• The task: Your task is to transcribe the records exactly, skipping every image.

• Entries:
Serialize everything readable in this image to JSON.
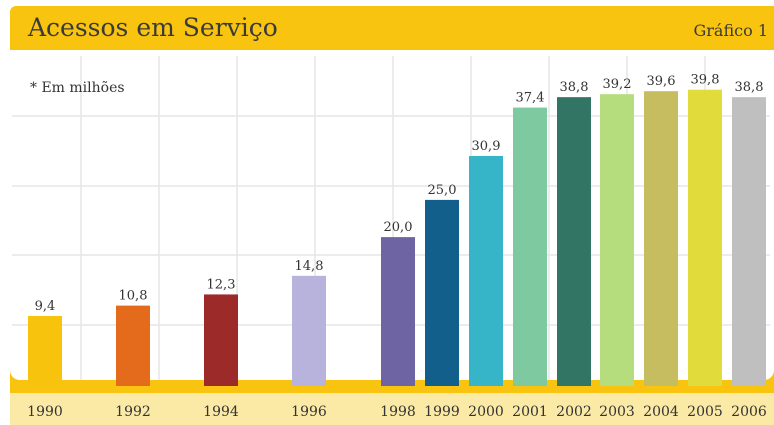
{
  "header": {
    "title": "Acessos em Serviço",
    "chart_number": "Gráfico 1"
  },
  "note": "* Em milhões",
  "chart_data": {
    "type": "bar",
    "title": "Acessos em Serviço",
    "unit_note": "* Em milhões",
    "categories": [
      "1990",
      "1992",
      "1994",
      "1996",
      "1998",
      "1999",
      "2000",
      "2001",
      "2002",
      "2003",
      "2004",
      "2005",
      "2006"
    ],
    "values": [
      9.4,
      10.8,
      12.3,
      14.8,
      20.0,
      25.0,
      30.9,
      37.4,
      38.8,
      39.2,
      39.6,
      39.8,
      38.8
    ],
    "value_labels": [
      "9,4",
      "10,8",
      "12,3",
      "14,8",
      "20,0",
      "25,0",
      "30,9",
      "37,4",
      "38,8",
      "39,2",
      "39,6",
      "39,8",
      "38,8"
    ],
    "colors": [
      "#f8c30d",
      "#e46b1c",
      "#9c2a28",
      "#b8b3dc",
      "#6f64a3",
      "#135f8c",
      "#36b4c8",
      "#7ec9a0",
      "#337565",
      "#b5dc7d",
      "#c6bc60",
      "#e2db3c",
      "#bfbfbf"
    ],
    "xlabel": "",
    "ylabel": "",
    "ylim": [
      0,
      45
    ],
    "grid": true,
    "legend": "none"
  }
}
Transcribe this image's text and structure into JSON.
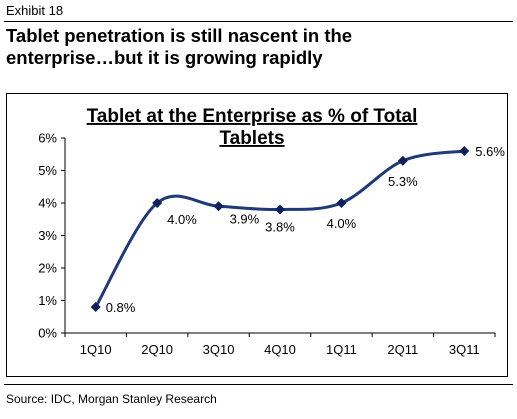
{
  "exhibit_label": "Exhibit 18",
  "headline_line1": "Tablet penetration is still nascent in the",
  "headline_line2": "enterprise…but it is growing rapidly",
  "source": "Source: IDC, Morgan Stanley Research",
  "chart_data": {
    "type": "line",
    "title_line1": "Tablet at the Enterprise as % of Total",
    "title_line2": "Tablets",
    "categories": [
      "1Q10",
      "2Q10",
      "3Q10",
      "4Q10",
      "1Q11",
      "2Q11",
      "3Q11"
    ],
    "values": [
      0.8,
      4.0,
      3.9,
      3.8,
      4.0,
      5.3,
      5.6
    ],
    "data_labels": [
      "0.8%",
      "4.0%",
      "3.9%",
      "3.8%",
      "4.0%",
      "5.3%",
      "5.6%"
    ],
    "y_ticks": [
      "0%",
      "1%",
      "2%",
      "3%",
      "4%",
      "5%",
      "6%"
    ],
    "ylim": [
      0,
      6
    ],
    "grid": false,
    "smooth": true,
    "line_color": "#1f3a78",
    "marker_color": "#0d1f5c"
  }
}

• Exercise result:
Serialize everything readable in this image to JSON.
{
  "header": {
    "title": "Acessos em Serviço",
    "chart_number": "Gráfico 1"
  },
  "note": "* Em milhões",
  "chart_data": {
    "type": "bar",
    "title": "Acessos em Serviço",
    "unit_note": "* Em milhões",
    "categories": [
      "1990",
      "1992",
      "1994",
      "1996",
      "1998",
      "1999",
      "2000",
      "2001",
      "2002",
      "2003",
      "2004",
      "2005",
      "2006"
    ],
    "values": [
      9.4,
      10.8,
      12.3,
      14.8,
      20.0,
      25.0,
      30.9,
      37.4,
      38.8,
      39.2,
      39.6,
      39.8,
      38.8
    ],
    "value_labels": [
      "9,4",
      "10,8",
      "12,3",
      "14,8",
      "20,0",
      "25,0",
      "30,9",
      "37,4",
      "38,8",
      "39,2",
      "39,6",
      "39,8",
      "38,8"
    ],
    "colors": [
      "#f8c30d",
      "#e46b1c",
      "#9c2a28",
      "#b8b3dc",
      "#6f64a3",
      "#135f8c",
      "#36b4c8",
      "#7ec9a0",
      "#337565",
      "#b5dc7d",
      "#c6bc60",
      "#e2db3c",
      "#bfbfbf"
    ],
    "xlabel": "",
    "ylabel": "",
    "ylim": [
      0,
      45
    ],
    "grid": true,
    "legend": "none"
  }
}
Transcribe this image's text and structure into JSON.
{
  "exhibit_label": "Exhibit 18",
  "headline_line1": "Tablet penetration is still nascent in the",
  "headline_line2": "enterprise…but it is growing rapidly",
  "source": "Source: IDC, Morgan Stanley Research",
  "chart_data": {
    "type": "line",
    "title_line1": "Tablet at the Enterprise as % of Total",
    "title_line2": "Tablets",
    "categories": [
      "1Q10",
      "2Q10",
      "3Q10",
      "4Q10",
      "1Q11",
      "2Q11",
      "3Q11"
    ],
    "values": [
      0.8,
      4.0,
      3.9,
      3.8,
      4.0,
      5.3,
      5.6
    ],
    "data_labels": [
      "0.8%",
      "4.0%",
      "3.9%",
      "3.8%",
      "4.0%",
      "5.3%",
      "5.6%"
    ],
    "y_ticks": [
      "0%",
      "1%",
      "2%",
      "3%",
      "4%",
      "5%",
      "6%"
    ],
    "ylim": [
      0,
      6
    ],
    "grid": false,
    "smooth": true,
    "line_color": "#1f3a78",
    "marker_color": "#0d1f5c"
  }
}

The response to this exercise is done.